(Figure contents as structured data)
━━━━━━━━━━━━━━━━

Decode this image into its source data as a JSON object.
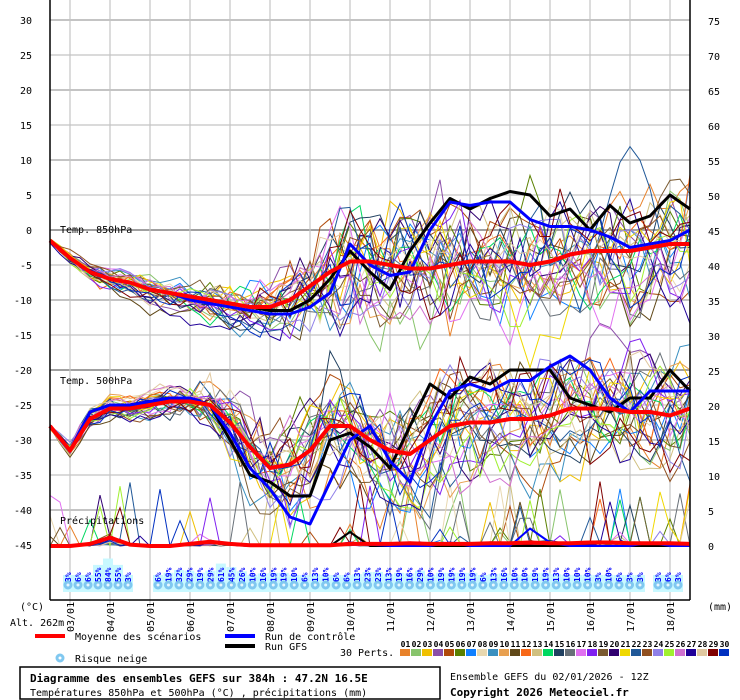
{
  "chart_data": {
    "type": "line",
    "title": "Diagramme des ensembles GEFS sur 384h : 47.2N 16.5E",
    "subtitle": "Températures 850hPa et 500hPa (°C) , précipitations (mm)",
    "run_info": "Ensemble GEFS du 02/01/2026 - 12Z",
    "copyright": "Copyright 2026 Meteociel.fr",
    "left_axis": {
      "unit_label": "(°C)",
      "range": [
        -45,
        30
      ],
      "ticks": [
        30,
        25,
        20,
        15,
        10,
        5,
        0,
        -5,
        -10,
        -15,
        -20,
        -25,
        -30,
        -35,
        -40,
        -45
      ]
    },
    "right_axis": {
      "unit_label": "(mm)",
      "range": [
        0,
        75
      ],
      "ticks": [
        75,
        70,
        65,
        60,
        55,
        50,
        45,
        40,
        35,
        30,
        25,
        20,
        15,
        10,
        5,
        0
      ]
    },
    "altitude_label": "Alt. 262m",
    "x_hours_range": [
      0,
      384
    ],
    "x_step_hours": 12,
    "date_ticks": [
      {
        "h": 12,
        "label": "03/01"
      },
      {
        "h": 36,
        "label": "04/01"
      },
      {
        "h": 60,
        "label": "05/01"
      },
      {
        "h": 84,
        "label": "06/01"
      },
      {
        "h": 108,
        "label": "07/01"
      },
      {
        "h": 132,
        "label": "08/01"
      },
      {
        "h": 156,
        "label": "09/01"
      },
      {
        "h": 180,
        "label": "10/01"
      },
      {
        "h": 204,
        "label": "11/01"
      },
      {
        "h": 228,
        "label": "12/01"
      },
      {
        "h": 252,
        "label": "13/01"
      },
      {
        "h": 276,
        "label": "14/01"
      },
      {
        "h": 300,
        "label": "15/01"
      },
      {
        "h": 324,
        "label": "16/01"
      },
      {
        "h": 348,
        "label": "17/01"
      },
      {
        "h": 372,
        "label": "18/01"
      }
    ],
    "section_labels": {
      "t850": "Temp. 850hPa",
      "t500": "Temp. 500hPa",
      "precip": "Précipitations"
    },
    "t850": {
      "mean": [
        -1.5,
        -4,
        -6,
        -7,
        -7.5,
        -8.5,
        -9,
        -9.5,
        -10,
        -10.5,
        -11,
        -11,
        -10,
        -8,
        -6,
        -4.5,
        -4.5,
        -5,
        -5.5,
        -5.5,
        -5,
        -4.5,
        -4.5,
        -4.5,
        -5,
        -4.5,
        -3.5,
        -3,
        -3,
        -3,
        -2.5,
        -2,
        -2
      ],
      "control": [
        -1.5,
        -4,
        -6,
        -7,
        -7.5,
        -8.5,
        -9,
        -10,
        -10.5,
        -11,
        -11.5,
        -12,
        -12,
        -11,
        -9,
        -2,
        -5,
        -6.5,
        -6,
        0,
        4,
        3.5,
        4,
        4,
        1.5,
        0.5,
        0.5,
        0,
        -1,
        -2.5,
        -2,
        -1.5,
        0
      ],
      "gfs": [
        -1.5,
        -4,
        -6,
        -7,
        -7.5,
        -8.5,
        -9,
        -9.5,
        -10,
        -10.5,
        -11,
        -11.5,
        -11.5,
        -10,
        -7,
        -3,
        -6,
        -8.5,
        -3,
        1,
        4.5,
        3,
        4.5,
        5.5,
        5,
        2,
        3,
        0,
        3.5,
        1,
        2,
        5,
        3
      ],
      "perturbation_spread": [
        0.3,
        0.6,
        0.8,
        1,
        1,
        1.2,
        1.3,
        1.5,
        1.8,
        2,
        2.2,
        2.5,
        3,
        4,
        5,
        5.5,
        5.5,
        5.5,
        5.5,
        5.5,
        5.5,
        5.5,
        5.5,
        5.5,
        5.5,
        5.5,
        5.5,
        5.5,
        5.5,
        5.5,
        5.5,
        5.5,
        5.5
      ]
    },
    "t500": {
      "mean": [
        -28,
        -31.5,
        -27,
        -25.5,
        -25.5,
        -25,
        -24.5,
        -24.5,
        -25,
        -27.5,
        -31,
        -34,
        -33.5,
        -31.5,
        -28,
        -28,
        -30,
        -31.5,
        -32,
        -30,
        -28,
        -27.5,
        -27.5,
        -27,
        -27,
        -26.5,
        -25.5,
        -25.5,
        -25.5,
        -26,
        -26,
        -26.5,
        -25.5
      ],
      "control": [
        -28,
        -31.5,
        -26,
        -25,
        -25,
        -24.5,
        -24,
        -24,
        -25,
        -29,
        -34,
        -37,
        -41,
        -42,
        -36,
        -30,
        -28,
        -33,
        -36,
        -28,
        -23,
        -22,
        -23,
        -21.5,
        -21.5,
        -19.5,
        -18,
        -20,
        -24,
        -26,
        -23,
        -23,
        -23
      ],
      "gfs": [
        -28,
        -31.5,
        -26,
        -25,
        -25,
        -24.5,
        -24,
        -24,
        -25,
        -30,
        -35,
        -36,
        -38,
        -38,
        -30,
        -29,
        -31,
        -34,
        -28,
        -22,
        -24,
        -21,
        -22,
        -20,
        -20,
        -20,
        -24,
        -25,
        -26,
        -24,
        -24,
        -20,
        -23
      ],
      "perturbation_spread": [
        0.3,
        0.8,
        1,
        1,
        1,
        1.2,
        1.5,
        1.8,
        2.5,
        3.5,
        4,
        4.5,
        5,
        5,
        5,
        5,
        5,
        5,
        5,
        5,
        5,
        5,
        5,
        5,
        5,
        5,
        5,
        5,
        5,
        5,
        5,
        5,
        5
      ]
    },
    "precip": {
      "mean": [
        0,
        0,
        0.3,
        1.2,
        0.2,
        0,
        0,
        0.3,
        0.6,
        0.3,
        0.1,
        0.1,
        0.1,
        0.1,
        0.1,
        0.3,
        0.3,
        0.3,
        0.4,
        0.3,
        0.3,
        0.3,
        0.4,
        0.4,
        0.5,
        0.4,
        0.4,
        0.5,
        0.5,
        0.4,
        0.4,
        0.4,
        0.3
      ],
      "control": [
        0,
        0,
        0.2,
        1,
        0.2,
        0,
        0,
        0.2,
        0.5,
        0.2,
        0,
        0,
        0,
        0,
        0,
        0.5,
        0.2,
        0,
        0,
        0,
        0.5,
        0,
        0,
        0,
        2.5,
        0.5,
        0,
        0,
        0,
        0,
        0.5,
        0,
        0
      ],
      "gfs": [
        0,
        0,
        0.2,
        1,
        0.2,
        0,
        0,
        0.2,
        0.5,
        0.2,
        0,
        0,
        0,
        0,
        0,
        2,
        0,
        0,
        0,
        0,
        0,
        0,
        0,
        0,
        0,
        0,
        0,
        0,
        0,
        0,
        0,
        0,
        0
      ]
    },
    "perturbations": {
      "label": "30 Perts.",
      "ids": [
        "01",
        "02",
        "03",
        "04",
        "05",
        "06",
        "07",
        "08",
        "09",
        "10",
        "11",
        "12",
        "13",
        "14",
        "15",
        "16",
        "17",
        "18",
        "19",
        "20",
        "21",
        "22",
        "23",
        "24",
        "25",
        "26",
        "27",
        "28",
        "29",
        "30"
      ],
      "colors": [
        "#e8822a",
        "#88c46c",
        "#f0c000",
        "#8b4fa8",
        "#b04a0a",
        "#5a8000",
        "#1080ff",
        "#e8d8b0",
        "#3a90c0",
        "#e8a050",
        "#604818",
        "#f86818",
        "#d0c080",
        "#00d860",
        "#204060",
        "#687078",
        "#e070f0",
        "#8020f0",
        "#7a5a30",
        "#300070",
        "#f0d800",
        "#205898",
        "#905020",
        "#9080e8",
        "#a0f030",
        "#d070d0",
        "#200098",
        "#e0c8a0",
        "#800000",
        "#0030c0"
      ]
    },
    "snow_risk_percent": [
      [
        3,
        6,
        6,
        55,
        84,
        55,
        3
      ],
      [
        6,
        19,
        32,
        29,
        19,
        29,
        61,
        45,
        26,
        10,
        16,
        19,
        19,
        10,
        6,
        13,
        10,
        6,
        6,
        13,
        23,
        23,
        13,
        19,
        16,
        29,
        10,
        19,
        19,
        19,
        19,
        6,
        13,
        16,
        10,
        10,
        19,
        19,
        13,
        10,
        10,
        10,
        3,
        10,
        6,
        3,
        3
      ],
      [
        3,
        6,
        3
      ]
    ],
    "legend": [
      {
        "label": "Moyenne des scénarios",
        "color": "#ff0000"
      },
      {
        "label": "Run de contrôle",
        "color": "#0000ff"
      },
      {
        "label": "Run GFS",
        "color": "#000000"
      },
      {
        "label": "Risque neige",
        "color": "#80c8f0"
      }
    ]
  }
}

━━━━━━━━━━━━━━━━

Required work:
State only the number of lines in these entries that contain "GEFS".

Problem solution:
2